Work to be completed: Go through the material and write it all out exactly, minus the pictures.

[Data excerpts]

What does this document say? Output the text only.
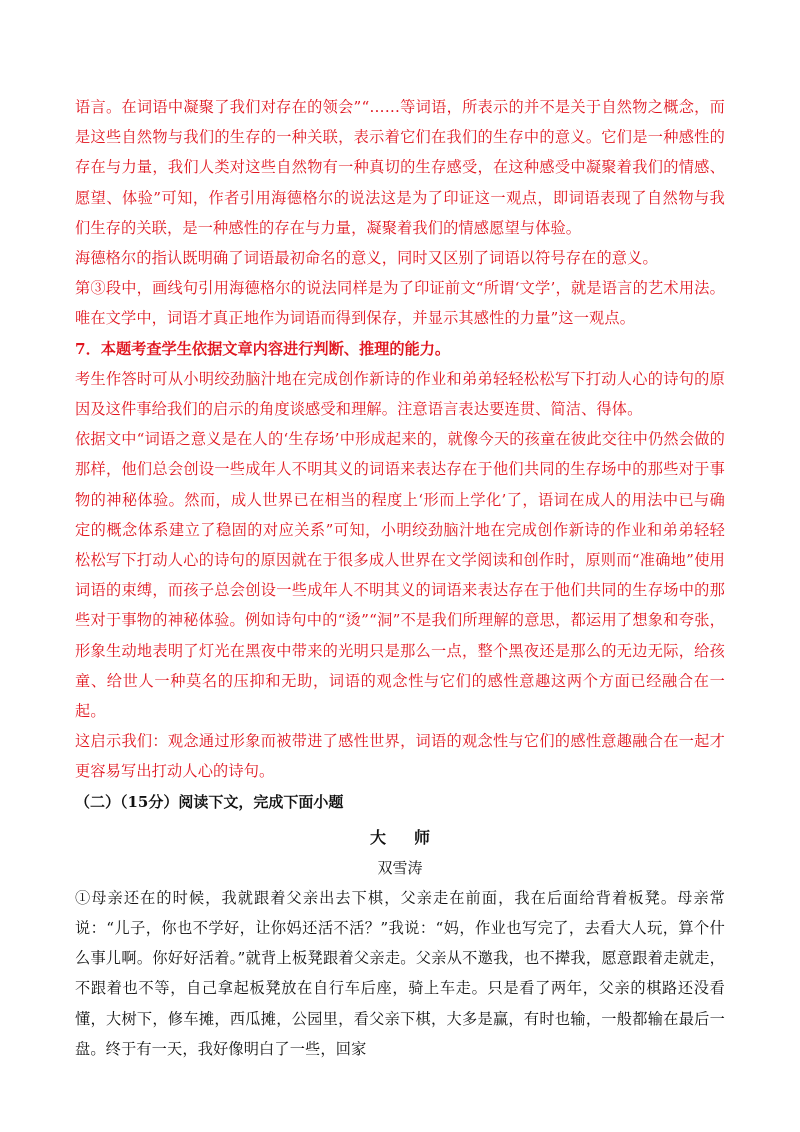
语言。在词语中凝聚了我们对存在的领会”“……等词语，所表示的并不是关于自然物之概念，而是这些自然物与我们的生存的一种关联，表示着它们在我们的生存中的意义。它们是一种感性的存在与力量，我们人类对这些自然物有一种真切的生存感受，在这种感受中凝聚着我们的情感、愿望、体验”可知，作者引用海德格尔的说法这是为了印证这一观点，即词语表现了自然物与我们生存的关联，是一种感性的存在与力量，凝聚着我们的情感愿望与体验。

海德格尔的指认既明确了词语最初命名的意义，同时又区别了词语以符号存在的意义。

第③段中，画线句引用海德格尔的说法同样是为了印证前文“所谓‘文学’，就是语言的艺术用法。唯在文学中，词语才真正地作为词语而得到保存，并显示其感性的力量”这一观点。

7．本题考查学生依据文章内容进行判断、推理的能力。

考生作答时可从小明绞劲脑汁地在完成创作新诗的作业和弟弟轻轻松松写下打动人心的诗句的原因及这件事给我们的启示的角度谈感受和理解。注意语言表达要连贯、简洁、得体。

依据文中“词语之意义是在人的‘生存场’中形成起来的，就像今天的孩童在彼此交往中仍然会做的那样，他们总会创设一些成年人不明其义的词语来表达存在于他们共同的生存场中的那些对于事物的神秘体验。然而，成人世界已在相当的程度上‘形而上学化’了，语词在成人的用法中已与确定的概念体系建立了稳固的对应关系”可知，小明绞劲脑汁地在完成创作新诗的作业和弟弟轻轻松松写下打动人心的诗句的原因就在于很多成人世界在文学阅读和创作时，原则而“准确地”使用词语的束缚，而孩子总会创设一些成年人不明其义的词语来表达存在于他们共同的生存场中的那些对于事物的神秘体验。例如诗句中的“烫”“洞”不是我们所理解的意思，都运用了想象和夸张，形象生动地表明了灯光在黑夜中带来的光明只是那么一点，整个黑夜还是那么的无边无际，给孩童、给世人一种莫名的压抑和无助，词语的观念性与它们的感性意趣这两个方面已经融合在一起。

这启示我们：观念通过形象而被带进了感性世界，词语的观念性与它们的感性意趣融合在一起才更容易写出打动人心的诗句。

（二）（15分）阅读下文，完成下面小题

大师

双雪涛

①母亲还在的时候，我就跟着父亲出去下棋，父亲走在前面，我在后面给背着板凳。母亲常说：“儿子，你也不学好，让你妈还活不活？”我说：“妈，作业也写完了，去看大人玩，算个什么事儿啊。你好好活着。”就背上板凳跟着父亲走。父亲从不邀我，也不撵我，愿意跟着走就走，不跟着也不等，自己拿起板凳放在自行车后座，骑上车走。只是看了两年，父亲的棋路还没看懂，大树下，修车摊，西瓜摊，公园里，看父亲下棋，大多是赢，有时也输，一般都输在最后一盘。终于有一天，我好像明白了一些，回家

Exercise response:
What does this document say? Output the text only.
语言。在词语中凝聚了我们对存在的领会”“……等词语，所表示的并不是关于自然物之概念，而是这些自然物与我们的生存的一种关联，表示着它们在我们的生存中的意义。它们是一种感性的存在与力量，我们人类对这些自然物有一种真切的生存感受，在这种感受中凝聚着我们的情感、愿望、体验”可知，作者引用海德格尔的说法这是为了印证这一观点，即词语表现了自然物与我们生存的关联，是一种感性的存在与力量，凝聚着我们的情感愿望与体验。

海德格尔的指认既明确了词语最初命名的意义，同时又区别了词语以符号存在的意义。

第③段中，画线句引用海德格尔的说法同样是为了印证前文“所谓‘文学’，就是语言的艺术用法。唯在文学中，词语才真正地作为词语而得到保存，并显示其感性的力量”这一观点。

7．本题考查学生依据文章内容进行判断、推理的能力。

考生作答时可从小明绞劲脑汁地在完成创作新诗的作业和弟弟轻轻松松写下打动人心的诗句的原因及这件事给我们的启示的角度谈感受和理解。注意语言表达要连贯、简洁、得体。

依据文中“词语之意义是在人的‘生存场’中形成起来的，就像今天的孩童在彼此交往中仍然会做的那样，他们总会创设一些成年人不明其义的词语来表达存在于他们共同的生存场中的那些对于事物的神秘体验。然而，成人世界已在相当的程度上‘形而上学化’了，语词在成人的用法中已与确定的概念体系建立了稳固的对应关系”可知，小明绞劲脑汁地在完成创作新诗的作业和弟弟轻轻松松写下打动人心的诗句的原因就在于很多成人世界在文学阅读和创作时，原则而“准确地”使用词语的束缚，而孩子总会创设一些成年人不明其义的词语来表达存在于他们共同的生存场中的那些对于事物的神秘体验。例如诗句中的“烫”“洞”不是我们所理解的意思，都运用了想象和夸张，形象生动地表明了灯光在黑夜中带来的光明只是那么一点，整个黑夜还是那么的无边无际，给孩童、给世人一种莫名的压抑和无助，词语的观念性与它们的感性意趣这两个方面已经融合在一起。

这启示我们：观念通过形象而被带进了感性世界，词语的观念性与它们的感性意趣融合在一起才更容易写出打动人心的诗句。

（二）（15分）阅读下文，完成下面小题

大师

双雪涛

①母亲还在的时候，我就跟着父亲出去下棋，父亲走在前面，我在后面给背着板凳。母亲常说：“儿子，你也不学好，让你妈还活不活？”我说：“妈，作业也写完了，去看大人玩，算个什么事儿啊。你好好活着。”就背上板凳跟着父亲走。父亲从不邀我，也不撵我，愿意跟着走就走，不跟着也不等，自己拿起板凳放在自行车后座，骑上车走。只是看了两年，父亲的棋路还没看懂，大树下，修车摊，西瓜摊，公园里，看父亲下棋，大多是赢，有时也输，一般都输在最后一盘。终于有一天，我好像明白了一些，回家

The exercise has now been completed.